AIM OF THE EXERCISE:
From the listing below, copy every line with the word "title".

☆ ☆ ☆ ☆

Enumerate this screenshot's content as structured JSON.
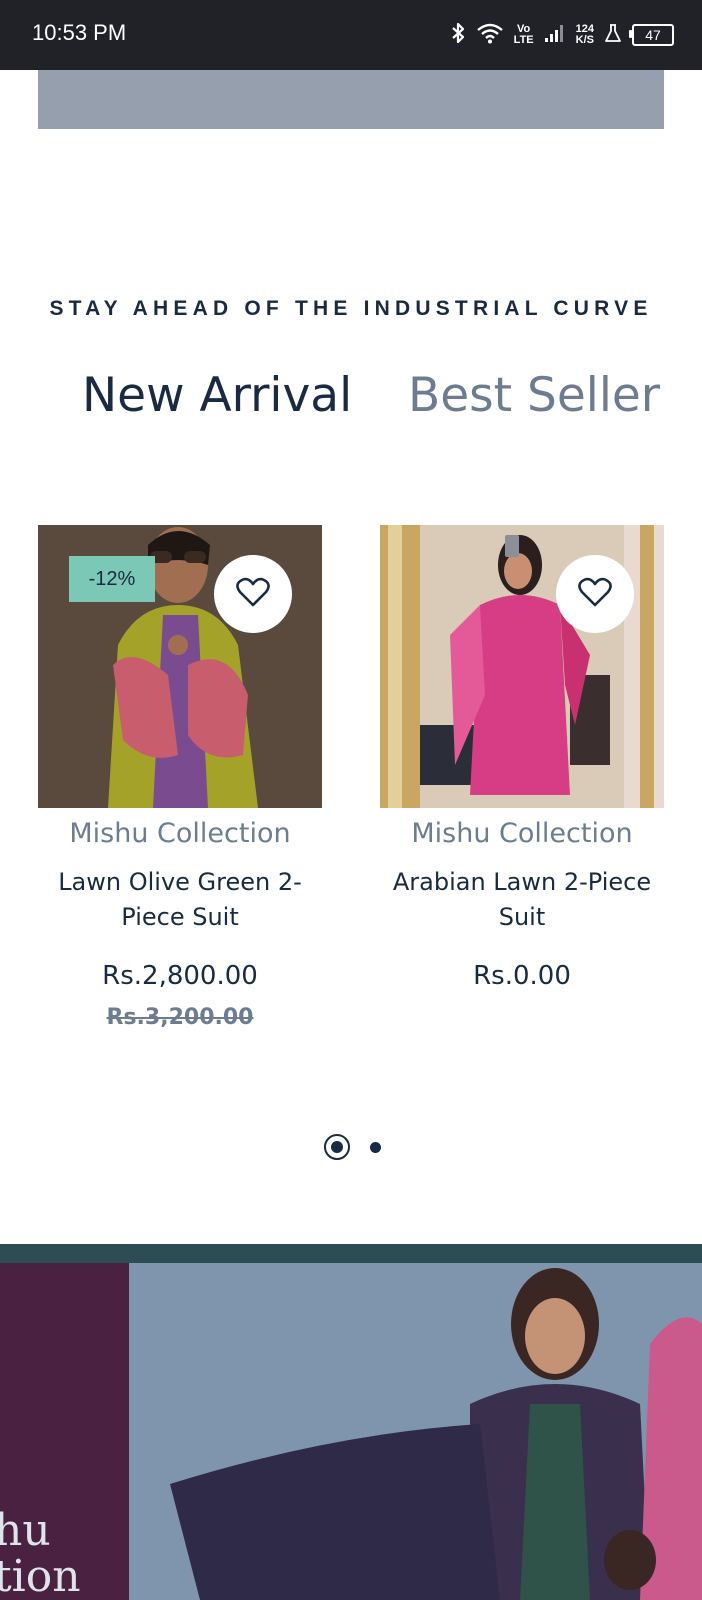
{
  "status_bar": {
    "time": "10:53 PM",
    "network_label_top": "Vo",
    "network_label_bottom": "LTE",
    "speed_value": "124",
    "speed_unit": "K/S",
    "battery": "47"
  },
  "section": {
    "eyebrow": "STAY AHEAD OF THE INDUSTRIAL CURVE",
    "tabs": [
      {
        "label": "New Arrival",
        "active": true
      },
      {
        "label": "Best Seller",
        "active": false
      }
    ]
  },
  "products": [
    {
      "badge": "-12%",
      "vendor": "Mishu Collection",
      "title": "Lawn Olive Green 2-Piece Suit",
      "price": "Rs.2,800.00",
      "compare_price": "Rs.3,200.00"
    },
    {
      "vendor": "Mishu Collection",
      "title": "Arabian Lawn 2-Piece Suit",
      "price": "Rs.0.00"
    }
  ],
  "pagination": {
    "total": 2,
    "active_index": 0
  },
  "promo": {
    "brand_line1": "hu",
    "brand_line2": "tion"
  },
  "colors": {
    "text_dark": "#1b2a43",
    "text_muted": "#6e7c91",
    "badge_bg": "#7ac8b5",
    "status_bar_bg": "#202227"
  }
}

☆ ☆ ☆ ☆

OUTPUT:
      "title": "Lawn Olive Green 2-Piece Suit",
      "title": "Arabian Lawn 2-Piece Suit",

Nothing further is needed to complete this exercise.